Records
━━━━━━━━

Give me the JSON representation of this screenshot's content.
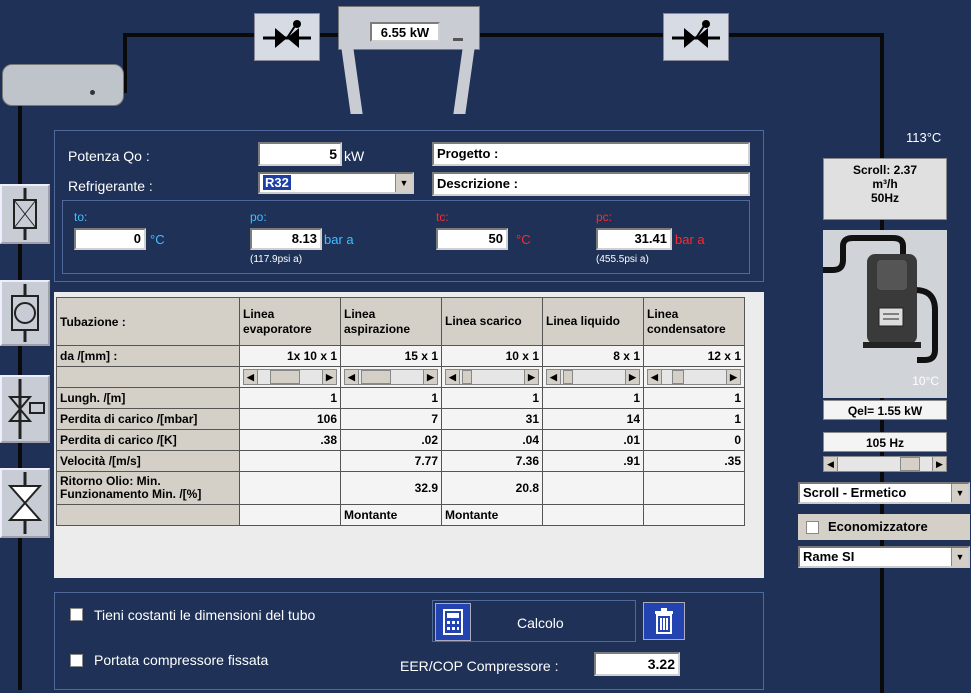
{
  "top": {
    "condenser_power": "6.55 kW",
    "temp_right": "113°C"
  },
  "inputs": {
    "potenza_label": "Potenza Qo :",
    "potenza_value": "5",
    "potenza_unit": "kW",
    "refrigerante_label": "Refrigerante :",
    "refrigerante_value": "R32",
    "progetto_label": "Progetto :",
    "descrizione_label": "Descrizione :"
  },
  "conditions": {
    "to_label": "to:",
    "to_value": "0",
    "to_unit": "°C",
    "po_label": "po:",
    "po_value": "8.13",
    "po_unit": "bar a",
    "po_psi": "(117.9psi a)",
    "tc_label": "tc:",
    "tc_value": "50",
    "tc_unit": "°C",
    "pc_label": "pc:",
    "pc_value": "31.41",
    "pc_unit": "bar a",
    "pc_psi": "(455.5psi a)"
  },
  "table": {
    "header_label": "Tubazione :",
    "columns": [
      "Linea evaporatore",
      "Linea aspirazione",
      "Linea scarico",
      "Linea liquido",
      "Linea condensatore"
    ],
    "rows": [
      {
        "label": "da  /[mm] :",
        "values": [
          "1x 10 x 1",
          "15 x 1",
          "10 x 1",
          "8 x 1",
          "12 x 1"
        ]
      },
      {
        "label": "Lungh. /[m]",
        "values": [
          "1",
          "1",
          "1",
          "1",
          "1"
        ]
      },
      {
        "label": "Perdita di carico /[mbar]",
        "values": [
          "106",
          "7",
          "31",
          "14",
          "1"
        ]
      },
      {
        "label": "Perdita di carico /[K]",
        "values": [
          ".38",
          ".02",
          ".04",
          ".01",
          "0"
        ]
      },
      {
        "label": "Velocità /[m/s]",
        "values": [
          "",
          "7.77",
          "7.36",
          ".91",
          ".35"
        ]
      },
      {
        "label": "Ritorno Olio: Min. Funzionamento Min. /[%]",
        "values": [
          "",
          "32.9",
          "20.8",
          "",
          ""
        ]
      },
      {
        "label": "",
        "values": [
          "",
          "Montante",
          "Montante",
          "",
          ""
        ]
      }
    ]
  },
  "compressor": {
    "scroll_info_line1": "Scroll:  2.37",
    "scroll_info_line2": "m³/h",
    "scroll_info_line3": "50Hz",
    "temp_low": "10°C",
    "qel": "Qel= 1.55 kW",
    "freq": "105 Hz",
    "type_select": "Scroll - Ermetico",
    "economizer_label": "Economizzatore",
    "material_select": "Rame SI"
  },
  "bottom": {
    "keep_dims_label": "Tieni costanti le dimensioni del tubo",
    "fixed_flow_label": "Portata compressore fissata",
    "calc_label": "Calcolo",
    "eer_label": "EER/COP Compressore :",
    "eer_value": "3.22"
  }
}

━━━━━━━━

§ **Problem statement**: Print all of the entries word for word. Skip any images they contain.

§ **Response to this exercise**:
Give me the JSON representation of this screenshot's content.
{
  "top": {
    "condenser_power": "6.55 kW",
    "temp_right": "113°C"
  },
  "inputs": {
    "potenza_label": "Potenza Qo :",
    "potenza_value": "5",
    "potenza_unit": "kW",
    "refrigerante_label": "Refrigerante :",
    "refrigerante_value": "R32",
    "progetto_label": "Progetto :",
    "descrizione_label": "Descrizione :"
  },
  "conditions": {
    "to_label": "to:",
    "to_value": "0",
    "to_unit": "°C",
    "po_label": "po:",
    "po_value": "8.13",
    "po_unit": "bar a",
    "po_psi": "(117.9psi a)",
    "tc_label": "tc:",
    "tc_value": "50",
    "tc_unit": "°C",
    "pc_label": "pc:",
    "pc_value": "31.41",
    "pc_unit": "bar a",
    "pc_psi": "(455.5psi a)"
  },
  "table": {
    "header_label": "Tubazione :",
    "columns": [
      "Linea evaporatore",
      "Linea aspirazione",
      "Linea scarico",
      "Linea liquido",
      "Linea condensatore"
    ],
    "rows": [
      {
        "label": "da  /[mm] :",
        "values": [
          "1x 10 x 1",
          "15 x 1",
          "10 x 1",
          "8 x 1",
          "12 x 1"
        ]
      },
      {
        "label": "Lungh. /[m]",
        "values": [
          "1",
          "1",
          "1",
          "1",
          "1"
        ]
      },
      {
        "label": "Perdita di carico /[mbar]",
        "values": [
          "106",
          "7",
          "31",
          "14",
          "1"
        ]
      },
      {
        "label": "Perdita di carico /[K]",
        "values": [
          ".38",
          ".02",
          ".04",
          ".01",
          "0"
        ]
      },
      {
        "label": "Velocità /[m/s]",
        "values": [
          "",
          "7.77",
          "7.36",
          ".91",
          ".35"
        ]
      },
      {
        "label": "Ritorno Olio: Min. Funzionamento Min. /[%]",
        "values": [
          "",
          "32.9",
          "20.8",
          "",
          ""
        ]
      },
      {
        "label": "",
        "values": [
          "",
          "Montante",
          "Montante",
          "",
          ""
        ]
      }
    ]
  },
  "compressor": {
    "scroll_info_line1": "Scroll:  2.37",
    "scroll_info_line2": "m³/h",
    "scroll_info_line3": "50Hz",
    "temp_low": "10°C",
    "qel": "Qel= 1.55 kW",
    "freq": "105 Hz",
    "type_select": "Scroll - Ermetico",
    "economizer_label": "Economizzatore",
    "material_select": "Rame SI"
  },
  "bottom": {
    "keep_dims_label": "Tieni costanti le dimensioni del tubo",
    "fixed_flow_label": "Portata compressore fissata",
    "calc_label": "Calcolo",
    "eer_label": "EER/COP Compressore :",
    "eer_value": "3.22"
  }
}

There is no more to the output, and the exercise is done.